◆ **What you are asked to do**:
Whenever a line below holds the word "this", copy that line.

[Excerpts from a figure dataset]
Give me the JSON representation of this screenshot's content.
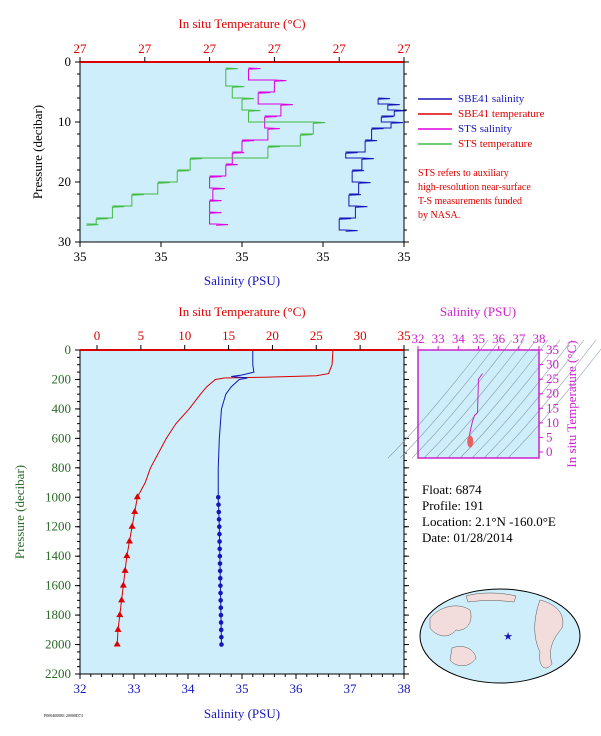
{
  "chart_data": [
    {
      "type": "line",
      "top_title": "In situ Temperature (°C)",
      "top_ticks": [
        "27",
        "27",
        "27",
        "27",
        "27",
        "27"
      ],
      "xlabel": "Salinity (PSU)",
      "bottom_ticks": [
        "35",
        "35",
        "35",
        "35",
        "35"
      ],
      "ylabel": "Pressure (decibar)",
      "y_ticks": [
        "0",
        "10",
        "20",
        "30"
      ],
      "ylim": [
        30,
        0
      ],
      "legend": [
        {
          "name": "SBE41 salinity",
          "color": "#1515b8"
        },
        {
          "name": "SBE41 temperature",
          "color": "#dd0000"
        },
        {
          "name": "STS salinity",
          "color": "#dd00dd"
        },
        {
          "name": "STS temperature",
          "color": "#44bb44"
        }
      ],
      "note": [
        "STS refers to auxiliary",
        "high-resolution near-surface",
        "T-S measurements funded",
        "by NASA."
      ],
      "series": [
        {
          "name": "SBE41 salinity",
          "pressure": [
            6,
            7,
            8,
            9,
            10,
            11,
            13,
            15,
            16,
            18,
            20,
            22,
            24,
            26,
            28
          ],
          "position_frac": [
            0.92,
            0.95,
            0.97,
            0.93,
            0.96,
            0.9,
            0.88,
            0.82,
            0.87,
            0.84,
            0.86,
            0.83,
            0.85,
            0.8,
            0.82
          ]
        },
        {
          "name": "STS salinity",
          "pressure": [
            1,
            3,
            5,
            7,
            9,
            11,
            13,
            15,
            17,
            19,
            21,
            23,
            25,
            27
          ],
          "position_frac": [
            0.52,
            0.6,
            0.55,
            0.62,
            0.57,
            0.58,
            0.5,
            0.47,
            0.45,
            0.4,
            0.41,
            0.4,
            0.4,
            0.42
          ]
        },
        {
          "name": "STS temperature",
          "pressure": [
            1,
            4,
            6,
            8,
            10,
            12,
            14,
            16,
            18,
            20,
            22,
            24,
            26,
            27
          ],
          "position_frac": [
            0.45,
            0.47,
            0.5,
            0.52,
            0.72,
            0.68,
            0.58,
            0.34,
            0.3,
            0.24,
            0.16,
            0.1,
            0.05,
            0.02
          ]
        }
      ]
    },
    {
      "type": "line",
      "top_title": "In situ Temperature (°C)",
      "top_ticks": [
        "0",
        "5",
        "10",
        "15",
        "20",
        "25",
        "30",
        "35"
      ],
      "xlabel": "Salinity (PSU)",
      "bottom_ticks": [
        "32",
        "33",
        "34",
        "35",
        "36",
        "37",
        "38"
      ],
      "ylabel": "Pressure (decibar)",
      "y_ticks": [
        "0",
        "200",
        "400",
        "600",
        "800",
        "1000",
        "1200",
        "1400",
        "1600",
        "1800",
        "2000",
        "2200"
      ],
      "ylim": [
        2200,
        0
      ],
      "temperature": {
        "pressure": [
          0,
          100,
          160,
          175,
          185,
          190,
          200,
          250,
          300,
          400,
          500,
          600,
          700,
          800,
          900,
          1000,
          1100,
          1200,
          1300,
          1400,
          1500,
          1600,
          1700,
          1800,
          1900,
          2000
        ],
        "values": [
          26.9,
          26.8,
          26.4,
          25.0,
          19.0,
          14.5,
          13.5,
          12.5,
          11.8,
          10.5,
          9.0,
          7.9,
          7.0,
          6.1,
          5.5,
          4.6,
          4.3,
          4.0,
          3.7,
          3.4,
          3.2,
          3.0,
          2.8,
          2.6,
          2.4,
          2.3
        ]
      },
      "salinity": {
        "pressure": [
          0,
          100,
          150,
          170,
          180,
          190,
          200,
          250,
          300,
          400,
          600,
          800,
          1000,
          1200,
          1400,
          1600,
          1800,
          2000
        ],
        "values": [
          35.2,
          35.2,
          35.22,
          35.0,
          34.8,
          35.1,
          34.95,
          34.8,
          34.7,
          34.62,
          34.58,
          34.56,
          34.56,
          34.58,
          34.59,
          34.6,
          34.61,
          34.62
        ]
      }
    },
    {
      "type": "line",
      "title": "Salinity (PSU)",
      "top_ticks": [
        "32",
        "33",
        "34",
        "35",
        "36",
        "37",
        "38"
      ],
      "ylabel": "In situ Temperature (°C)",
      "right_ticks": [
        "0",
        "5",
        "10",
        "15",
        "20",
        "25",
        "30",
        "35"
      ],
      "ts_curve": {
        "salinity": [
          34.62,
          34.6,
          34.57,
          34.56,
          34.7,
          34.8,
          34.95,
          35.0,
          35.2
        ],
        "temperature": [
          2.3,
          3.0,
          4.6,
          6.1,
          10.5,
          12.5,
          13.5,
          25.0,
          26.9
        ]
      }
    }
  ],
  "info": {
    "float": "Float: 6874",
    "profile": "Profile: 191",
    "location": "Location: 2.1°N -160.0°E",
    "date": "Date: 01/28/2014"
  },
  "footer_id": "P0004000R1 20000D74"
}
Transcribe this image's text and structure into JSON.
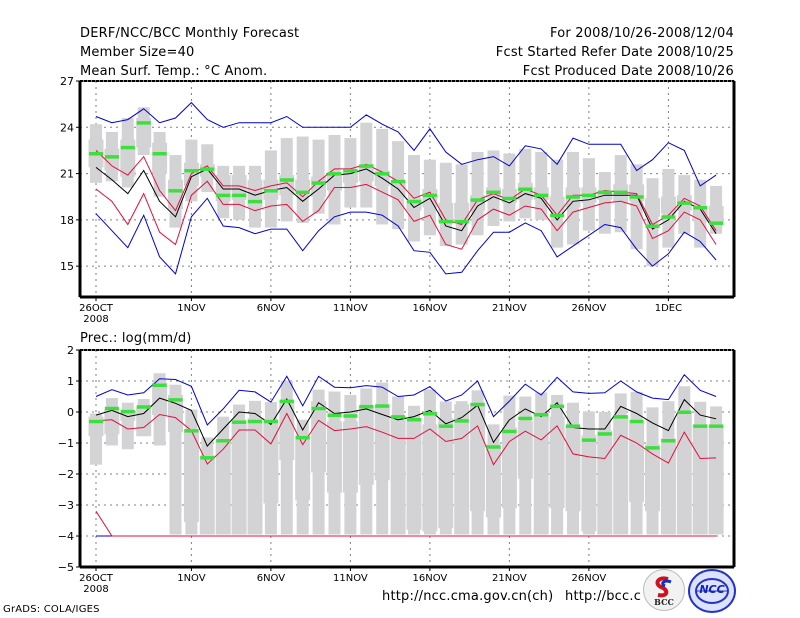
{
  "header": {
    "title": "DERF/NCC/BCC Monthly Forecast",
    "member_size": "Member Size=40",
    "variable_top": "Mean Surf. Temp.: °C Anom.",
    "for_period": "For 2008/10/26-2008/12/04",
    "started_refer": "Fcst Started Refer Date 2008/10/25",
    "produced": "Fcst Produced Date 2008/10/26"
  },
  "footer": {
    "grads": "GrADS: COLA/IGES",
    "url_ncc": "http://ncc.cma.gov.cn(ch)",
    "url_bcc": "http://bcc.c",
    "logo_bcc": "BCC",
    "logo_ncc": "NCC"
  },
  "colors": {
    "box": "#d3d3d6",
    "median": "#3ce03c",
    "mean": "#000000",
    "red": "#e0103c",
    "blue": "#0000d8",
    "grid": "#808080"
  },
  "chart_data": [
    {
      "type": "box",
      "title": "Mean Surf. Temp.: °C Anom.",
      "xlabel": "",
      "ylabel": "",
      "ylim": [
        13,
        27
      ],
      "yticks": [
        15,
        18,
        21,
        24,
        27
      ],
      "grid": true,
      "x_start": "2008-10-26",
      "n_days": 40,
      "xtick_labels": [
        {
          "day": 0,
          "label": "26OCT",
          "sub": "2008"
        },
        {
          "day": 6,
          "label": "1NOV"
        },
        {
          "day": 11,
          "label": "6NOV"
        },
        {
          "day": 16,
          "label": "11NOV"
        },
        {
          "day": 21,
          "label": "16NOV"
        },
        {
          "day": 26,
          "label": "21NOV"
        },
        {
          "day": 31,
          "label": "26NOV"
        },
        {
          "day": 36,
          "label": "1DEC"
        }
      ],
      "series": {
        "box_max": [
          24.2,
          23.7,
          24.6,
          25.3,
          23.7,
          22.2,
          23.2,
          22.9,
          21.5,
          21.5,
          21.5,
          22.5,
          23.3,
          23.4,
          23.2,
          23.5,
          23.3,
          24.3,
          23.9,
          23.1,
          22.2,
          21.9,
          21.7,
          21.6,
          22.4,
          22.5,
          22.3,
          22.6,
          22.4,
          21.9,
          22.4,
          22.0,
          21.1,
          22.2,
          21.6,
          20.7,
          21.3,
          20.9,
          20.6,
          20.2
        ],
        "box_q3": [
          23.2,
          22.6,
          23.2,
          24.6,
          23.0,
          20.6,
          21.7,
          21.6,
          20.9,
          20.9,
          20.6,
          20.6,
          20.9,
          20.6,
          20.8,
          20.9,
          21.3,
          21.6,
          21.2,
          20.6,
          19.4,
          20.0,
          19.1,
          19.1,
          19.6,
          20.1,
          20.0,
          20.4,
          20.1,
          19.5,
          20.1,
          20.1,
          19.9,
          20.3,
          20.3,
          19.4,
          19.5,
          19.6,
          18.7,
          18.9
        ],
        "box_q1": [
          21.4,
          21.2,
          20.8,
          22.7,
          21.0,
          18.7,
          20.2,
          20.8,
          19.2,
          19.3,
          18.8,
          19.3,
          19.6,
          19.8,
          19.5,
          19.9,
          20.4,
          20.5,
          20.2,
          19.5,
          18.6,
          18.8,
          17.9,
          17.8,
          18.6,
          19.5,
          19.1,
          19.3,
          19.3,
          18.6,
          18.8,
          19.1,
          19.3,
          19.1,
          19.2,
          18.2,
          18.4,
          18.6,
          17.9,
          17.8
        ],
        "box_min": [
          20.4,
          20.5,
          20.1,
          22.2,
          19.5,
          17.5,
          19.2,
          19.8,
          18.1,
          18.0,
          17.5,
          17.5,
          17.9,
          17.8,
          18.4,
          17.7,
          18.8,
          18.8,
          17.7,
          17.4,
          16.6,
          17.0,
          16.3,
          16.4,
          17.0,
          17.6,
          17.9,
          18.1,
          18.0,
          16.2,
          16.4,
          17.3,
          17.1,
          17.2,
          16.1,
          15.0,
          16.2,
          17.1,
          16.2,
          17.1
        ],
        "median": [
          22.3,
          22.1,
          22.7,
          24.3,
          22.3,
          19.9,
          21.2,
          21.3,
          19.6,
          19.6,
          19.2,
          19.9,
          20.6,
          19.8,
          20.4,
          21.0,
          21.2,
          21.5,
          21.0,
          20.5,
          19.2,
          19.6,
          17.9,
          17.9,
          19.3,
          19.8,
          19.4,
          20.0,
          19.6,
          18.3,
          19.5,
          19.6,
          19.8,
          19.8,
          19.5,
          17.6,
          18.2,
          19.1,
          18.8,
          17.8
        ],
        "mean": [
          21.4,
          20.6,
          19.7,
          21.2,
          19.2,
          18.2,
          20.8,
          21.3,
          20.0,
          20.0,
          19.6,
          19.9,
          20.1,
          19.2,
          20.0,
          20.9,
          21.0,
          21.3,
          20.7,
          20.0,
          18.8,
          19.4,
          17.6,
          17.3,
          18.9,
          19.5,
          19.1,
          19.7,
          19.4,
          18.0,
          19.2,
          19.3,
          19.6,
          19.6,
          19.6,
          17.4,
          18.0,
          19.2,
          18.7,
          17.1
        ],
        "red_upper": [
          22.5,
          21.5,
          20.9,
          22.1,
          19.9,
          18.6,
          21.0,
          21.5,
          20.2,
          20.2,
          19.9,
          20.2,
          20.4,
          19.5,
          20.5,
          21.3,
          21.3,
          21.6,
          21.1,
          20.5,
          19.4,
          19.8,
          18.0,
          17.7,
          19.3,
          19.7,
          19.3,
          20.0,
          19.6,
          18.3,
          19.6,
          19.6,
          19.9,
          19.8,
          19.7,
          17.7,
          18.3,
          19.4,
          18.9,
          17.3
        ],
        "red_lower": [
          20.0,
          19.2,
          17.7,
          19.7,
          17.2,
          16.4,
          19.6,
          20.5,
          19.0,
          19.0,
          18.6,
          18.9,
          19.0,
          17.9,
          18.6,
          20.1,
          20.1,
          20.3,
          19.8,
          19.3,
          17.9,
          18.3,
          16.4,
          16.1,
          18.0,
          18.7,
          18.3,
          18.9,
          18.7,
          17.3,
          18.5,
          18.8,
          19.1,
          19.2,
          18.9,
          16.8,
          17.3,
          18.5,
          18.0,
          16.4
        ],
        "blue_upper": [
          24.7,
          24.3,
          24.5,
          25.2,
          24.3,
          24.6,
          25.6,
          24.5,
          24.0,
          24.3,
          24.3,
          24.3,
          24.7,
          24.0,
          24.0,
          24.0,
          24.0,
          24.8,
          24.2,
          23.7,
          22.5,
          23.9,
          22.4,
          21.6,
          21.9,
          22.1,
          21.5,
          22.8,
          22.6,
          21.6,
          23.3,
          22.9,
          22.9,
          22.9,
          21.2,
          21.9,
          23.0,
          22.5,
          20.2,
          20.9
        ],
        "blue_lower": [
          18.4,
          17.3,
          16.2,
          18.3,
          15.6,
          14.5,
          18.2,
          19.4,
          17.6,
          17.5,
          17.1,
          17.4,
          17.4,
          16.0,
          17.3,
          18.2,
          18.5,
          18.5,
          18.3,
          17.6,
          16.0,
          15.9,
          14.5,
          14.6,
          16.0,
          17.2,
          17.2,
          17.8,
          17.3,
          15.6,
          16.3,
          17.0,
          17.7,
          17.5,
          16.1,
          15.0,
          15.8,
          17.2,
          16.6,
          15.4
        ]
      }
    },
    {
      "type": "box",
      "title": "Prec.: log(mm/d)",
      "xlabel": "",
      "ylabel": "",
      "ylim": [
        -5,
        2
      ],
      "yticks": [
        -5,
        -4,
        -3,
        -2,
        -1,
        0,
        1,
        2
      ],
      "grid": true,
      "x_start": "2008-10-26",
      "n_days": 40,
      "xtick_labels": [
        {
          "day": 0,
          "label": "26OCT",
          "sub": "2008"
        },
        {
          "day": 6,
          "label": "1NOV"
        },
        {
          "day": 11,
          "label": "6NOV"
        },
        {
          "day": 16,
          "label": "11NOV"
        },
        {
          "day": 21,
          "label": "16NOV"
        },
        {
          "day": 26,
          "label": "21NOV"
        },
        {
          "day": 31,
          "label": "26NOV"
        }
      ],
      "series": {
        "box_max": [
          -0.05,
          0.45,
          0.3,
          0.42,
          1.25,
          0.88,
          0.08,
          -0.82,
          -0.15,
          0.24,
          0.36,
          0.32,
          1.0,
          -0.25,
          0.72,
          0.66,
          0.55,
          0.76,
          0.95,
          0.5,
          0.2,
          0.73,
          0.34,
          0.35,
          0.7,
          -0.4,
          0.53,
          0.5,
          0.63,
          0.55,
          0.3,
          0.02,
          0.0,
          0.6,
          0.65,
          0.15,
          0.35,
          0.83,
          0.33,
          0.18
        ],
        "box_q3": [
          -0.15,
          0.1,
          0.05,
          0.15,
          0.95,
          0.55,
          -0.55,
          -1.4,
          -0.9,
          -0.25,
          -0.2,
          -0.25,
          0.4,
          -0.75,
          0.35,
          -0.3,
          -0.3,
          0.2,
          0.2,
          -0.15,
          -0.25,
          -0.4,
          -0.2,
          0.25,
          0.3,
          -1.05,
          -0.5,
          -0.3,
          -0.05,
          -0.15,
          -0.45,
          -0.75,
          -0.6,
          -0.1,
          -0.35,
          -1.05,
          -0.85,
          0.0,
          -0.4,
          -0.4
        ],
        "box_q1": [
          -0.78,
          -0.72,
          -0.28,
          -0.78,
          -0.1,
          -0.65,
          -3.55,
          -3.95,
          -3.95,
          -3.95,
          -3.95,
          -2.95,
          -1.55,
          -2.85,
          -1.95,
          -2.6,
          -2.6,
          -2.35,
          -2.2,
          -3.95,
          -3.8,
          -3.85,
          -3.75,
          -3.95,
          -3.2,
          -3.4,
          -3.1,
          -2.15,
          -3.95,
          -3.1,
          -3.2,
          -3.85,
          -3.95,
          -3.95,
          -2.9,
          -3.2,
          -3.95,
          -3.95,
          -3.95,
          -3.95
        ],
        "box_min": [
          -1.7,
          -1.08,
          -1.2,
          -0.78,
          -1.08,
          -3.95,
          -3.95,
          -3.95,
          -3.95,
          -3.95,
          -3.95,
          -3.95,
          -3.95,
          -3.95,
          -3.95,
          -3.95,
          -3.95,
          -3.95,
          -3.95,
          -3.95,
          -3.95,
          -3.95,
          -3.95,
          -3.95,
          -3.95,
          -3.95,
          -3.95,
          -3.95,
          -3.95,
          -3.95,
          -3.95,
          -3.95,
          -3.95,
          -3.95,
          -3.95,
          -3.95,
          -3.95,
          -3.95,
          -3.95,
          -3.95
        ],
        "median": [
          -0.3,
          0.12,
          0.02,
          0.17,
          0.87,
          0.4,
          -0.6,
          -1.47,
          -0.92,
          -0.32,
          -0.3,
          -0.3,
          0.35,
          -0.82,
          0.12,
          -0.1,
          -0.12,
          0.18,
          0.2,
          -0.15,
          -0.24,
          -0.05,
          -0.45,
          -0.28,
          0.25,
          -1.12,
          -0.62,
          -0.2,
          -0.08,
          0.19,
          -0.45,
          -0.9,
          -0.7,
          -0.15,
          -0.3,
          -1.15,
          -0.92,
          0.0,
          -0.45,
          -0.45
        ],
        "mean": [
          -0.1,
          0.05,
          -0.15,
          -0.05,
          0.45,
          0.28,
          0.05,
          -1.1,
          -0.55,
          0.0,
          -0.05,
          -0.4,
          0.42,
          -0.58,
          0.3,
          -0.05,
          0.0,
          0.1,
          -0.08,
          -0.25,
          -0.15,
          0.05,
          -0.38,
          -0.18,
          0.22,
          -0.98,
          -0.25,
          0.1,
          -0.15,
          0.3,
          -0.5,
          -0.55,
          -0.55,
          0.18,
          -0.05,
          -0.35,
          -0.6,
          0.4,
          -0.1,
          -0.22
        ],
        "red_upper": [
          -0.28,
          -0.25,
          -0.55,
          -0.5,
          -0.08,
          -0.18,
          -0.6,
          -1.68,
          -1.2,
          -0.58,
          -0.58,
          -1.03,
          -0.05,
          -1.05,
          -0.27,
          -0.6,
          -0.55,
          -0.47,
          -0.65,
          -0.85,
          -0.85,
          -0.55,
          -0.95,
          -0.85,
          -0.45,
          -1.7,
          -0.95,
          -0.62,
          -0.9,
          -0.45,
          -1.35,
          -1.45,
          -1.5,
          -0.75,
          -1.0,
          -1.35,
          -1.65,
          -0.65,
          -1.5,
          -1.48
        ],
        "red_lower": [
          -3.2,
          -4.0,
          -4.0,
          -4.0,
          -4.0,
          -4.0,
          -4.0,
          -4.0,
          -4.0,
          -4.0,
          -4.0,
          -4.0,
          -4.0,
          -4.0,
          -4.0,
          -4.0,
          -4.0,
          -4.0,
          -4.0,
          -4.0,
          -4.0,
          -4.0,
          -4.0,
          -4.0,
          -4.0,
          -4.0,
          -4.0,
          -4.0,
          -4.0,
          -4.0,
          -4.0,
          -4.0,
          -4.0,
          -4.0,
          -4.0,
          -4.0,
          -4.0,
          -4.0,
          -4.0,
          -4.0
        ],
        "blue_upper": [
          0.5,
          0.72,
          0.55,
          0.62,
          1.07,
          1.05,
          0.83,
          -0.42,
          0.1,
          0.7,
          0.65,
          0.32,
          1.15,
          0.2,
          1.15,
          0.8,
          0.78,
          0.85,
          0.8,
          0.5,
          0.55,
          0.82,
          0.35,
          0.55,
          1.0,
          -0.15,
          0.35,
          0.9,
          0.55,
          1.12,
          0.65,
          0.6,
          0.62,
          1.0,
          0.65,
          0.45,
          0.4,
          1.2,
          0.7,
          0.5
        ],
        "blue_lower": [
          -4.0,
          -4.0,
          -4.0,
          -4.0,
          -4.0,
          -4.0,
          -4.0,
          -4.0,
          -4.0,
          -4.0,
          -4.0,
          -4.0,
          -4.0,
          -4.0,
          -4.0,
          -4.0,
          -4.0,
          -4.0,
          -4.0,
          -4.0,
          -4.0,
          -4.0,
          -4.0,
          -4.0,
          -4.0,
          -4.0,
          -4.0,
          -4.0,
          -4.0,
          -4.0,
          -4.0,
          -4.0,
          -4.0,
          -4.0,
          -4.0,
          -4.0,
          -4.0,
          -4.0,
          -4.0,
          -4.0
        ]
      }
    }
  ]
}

◆ **Completed exercise**:
Give me the JSON representation of this screenshot's content.
Transcribe this image's text and structure into JSON.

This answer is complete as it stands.